The records below hold pictures; please leave those out and retype the rest exactly.

****************

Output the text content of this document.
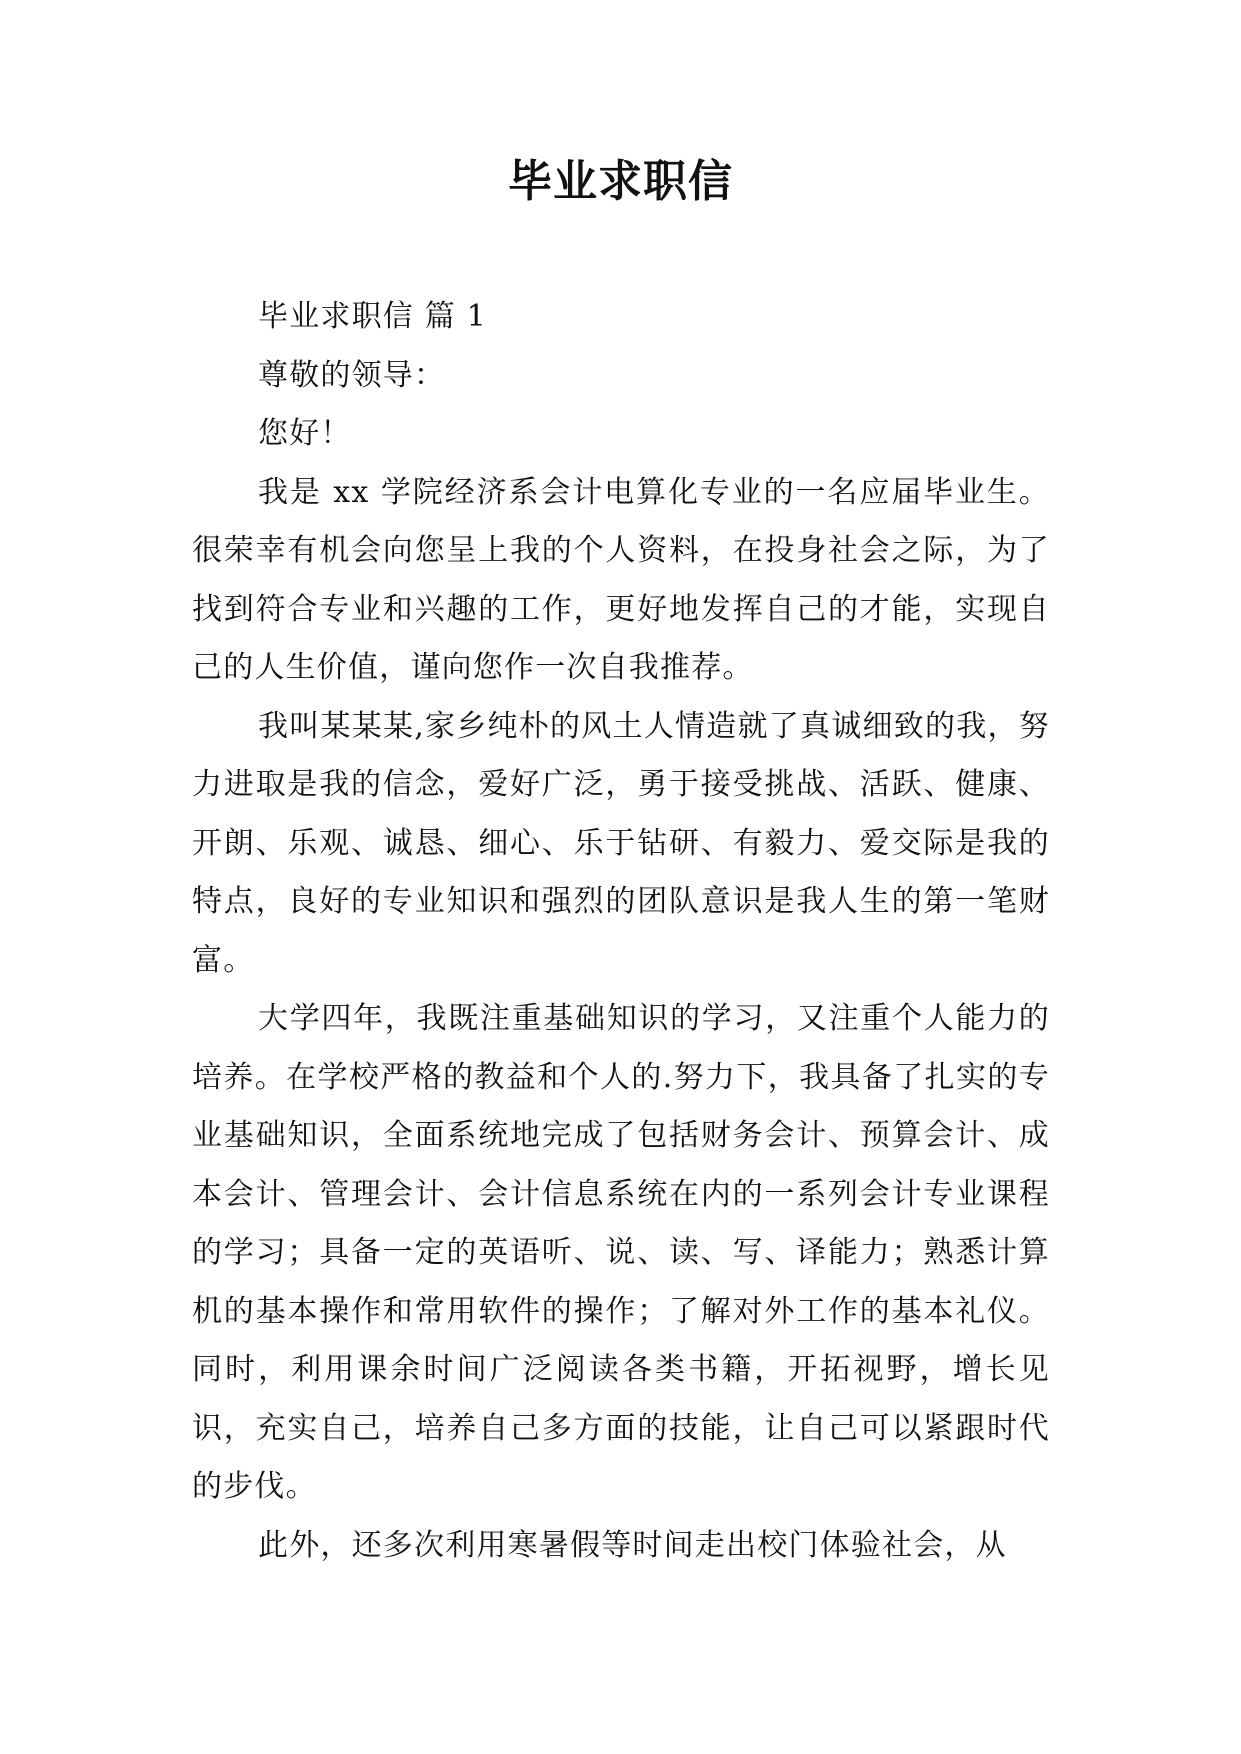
毕业求职信

毕业求职信 篇 1

尊敬的领导：

您好！

我是 xx 学院经济系会计电算化专业的一名应届毕业生。很荣幸有机会向您呈上我的个人资料，在投身社会之际，为了找到符合专业和兴趣的工作，更好地发挥自己的才能，实现自己的人生价值，谨向您作一次自我推荐。

我叫某某某,家乡纯朴的风土人情造就了真诚细致的我，努力进取是我的信念，爱好广泛，勇于接受挑战、活跃、健康、开朗、乐观、诚恳、细心、乐于钻研、有毅力、爱交际是我的特点，良好的专业知识和强烈的团队意识是我人生的第一笔财富。

大学四年，我既注重基础知识的学习，又注重个人能力的培养。在学校严格的教益和个人的.努力下，我具备了扎实的专业基础知识，全面系统地完成了包括财务会计、预算会计、成本会计、管理会计、会计信息系统在内的一系列会计专业课程的学习；具备一定的英语听、说、读、写、译能力；熟悉计算机的基本操作和常用软件的操作；了解对外工作的基本礼仪。同时，利用课余时间广泛阅读各类书籍，开拓视野，增长见识，充实自己，培养自己多方面的技能，让自己可以紧跟时代的步伐。

此外，还多次利用寒暑假等时间走出校门体验社会，从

****************

*Correct answer*
Output the text content of this document.
毕业求职信

毕业求职信 篇 1

尊敬的领导：

您好！

我是 xx 学院经济系会计电算化专业的一名应届毕业生。很荣幸有机会向您呈上我的个人资料，在投身社会之际，为了找到符合专业和兴趣的工作，更好地发挥自己的才能，实现自己的人生价值，谨向您作一次自我推荐。

我叫某某某,家乡纯朴的风土人情造就了真诚细致的我，努力进取是我的信念，爱好广泛，勇于接受挑战、活跃、健康、开朗、乐观、诚恳、细心、乐于钻研、有毅力、爱交际是我的特点，良好的专业知识和强烈的团队意识是我人生的第一笔财富。

大学四年，我既注重基础知识的学习，又注重个人能力的培养。在学校严格的教益和个人的.努力下，我具备了扎实的专业基础知识，全面系统地完成了包括财务会计、预算会计、成本会计、管理会计、会计信息系统在内的一系列会计专业课程的学习；具备一定的英语听、说、读、写、译能力；熟悉计算机的基本操作和常用软件的操作；了解对外工作的基本礼仪。同时，利用课余时间广泛阅读各类书籍，开拓视野，增长见识，充实自己，培养自己多方面的技能，让自己可以紧跟时代的步伐。

此外，还多次利用寒暑假等时间走出校门体验社会，从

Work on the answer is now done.